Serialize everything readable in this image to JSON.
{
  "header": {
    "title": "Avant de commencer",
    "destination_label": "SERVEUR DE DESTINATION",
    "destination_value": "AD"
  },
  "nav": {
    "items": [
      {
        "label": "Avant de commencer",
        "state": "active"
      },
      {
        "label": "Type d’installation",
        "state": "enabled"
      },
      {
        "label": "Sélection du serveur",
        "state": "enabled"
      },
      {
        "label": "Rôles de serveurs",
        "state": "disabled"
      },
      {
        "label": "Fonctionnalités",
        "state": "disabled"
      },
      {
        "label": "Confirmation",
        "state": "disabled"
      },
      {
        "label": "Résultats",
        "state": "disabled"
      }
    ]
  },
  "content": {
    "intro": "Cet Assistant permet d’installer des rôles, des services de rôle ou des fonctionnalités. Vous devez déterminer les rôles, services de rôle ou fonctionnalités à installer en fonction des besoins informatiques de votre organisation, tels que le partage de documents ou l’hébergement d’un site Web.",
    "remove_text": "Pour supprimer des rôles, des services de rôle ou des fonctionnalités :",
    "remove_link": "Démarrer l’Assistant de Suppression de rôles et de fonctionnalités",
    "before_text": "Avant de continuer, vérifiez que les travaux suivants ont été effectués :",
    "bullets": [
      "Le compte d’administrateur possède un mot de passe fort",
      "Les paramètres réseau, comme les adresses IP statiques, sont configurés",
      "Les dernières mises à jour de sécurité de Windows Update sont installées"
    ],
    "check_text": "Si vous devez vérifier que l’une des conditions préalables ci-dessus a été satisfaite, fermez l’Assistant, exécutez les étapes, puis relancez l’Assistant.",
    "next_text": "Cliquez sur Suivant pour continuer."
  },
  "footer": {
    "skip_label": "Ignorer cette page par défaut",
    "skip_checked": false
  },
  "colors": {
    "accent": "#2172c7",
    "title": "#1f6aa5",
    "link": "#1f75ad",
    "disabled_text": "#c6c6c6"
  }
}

____________

_EXERCISE BRIEF_
Every entry must be retyped in full, exactly as given.

_EXPECTED ANSWER_
Serialize everything readable in this image to JSON.
{
  "header": {
    "title": "Avant de commencer",
    "destination_label": "SERVEUR DE DESTINATION",
    "destination_value": "AD"
  },
  "nav": {
    "items": [
      {
        "label": "Avant de commencer",
        "state": "active"
      },
      {
        "label": "Type d’installation",
        "state": "enabled"
      },
      {
        "label": "Sélection du serveur",
        "state": "enabled"
      },
      {
        "label": "Rôles de serveurs",
        "state": "disabled"
      },
      {
        "label": "Fonctionnalités",
        "state": "disabled"
      },
      {
        "label": "Confirmation",
        "state": "disabled"
      },
      {
        "label": "Résultats",
        "state": "disabled"
      }
    ]
  },
  "content": {
    "intro": "Cet Assistant permet d’installer des rôles, des services de rôle ou des fonctionnalités. Vous devez déterminer les rôles, services de rôle ou fonctionnalités à installer en fonction des besoins informatiques de votre organisation, tels que le partage de documents ou l’hébergement d’un site Web.",
    "remove_text": "Pour supprimer des rôles, des services de rôle ou des fonctionnalités :",
    "remove_link": "Démarrer l’Assistant de Suppression de rôles et de fonctionnalités",
    "before_text": "Avant de continuer, vérifiez que les travaux suivants ont été effectués :",
    "bullets": [
      "Le compte d’administrateur possède un mot de passe fort",
      "Les paramètres réseau, comme les adresses IP statiques, sont configurés",
      "Les dernières mises à jour de sécurité de Windows Update sont installées"
    ],
    "check_text": "Si vous devez vérifier que l’une des conditions préalables ci-dessus a été satisfaite, fermez l’Assistant, exécutez les étapes, puis relancez l’Assistant.",
    "next_text": "Cliquez sur Suivant pour continuer."
  },
  "footer": {
    "skip_label": "Ignorer cette page par défaut",
    "skip_checked": false
  },
  "colors": {
    "accent": "#2172c7",
    "title": "#1f6aa5",
    "link": "#1f75ad",
    "disabled_text": "#c6c6c6"
  }
}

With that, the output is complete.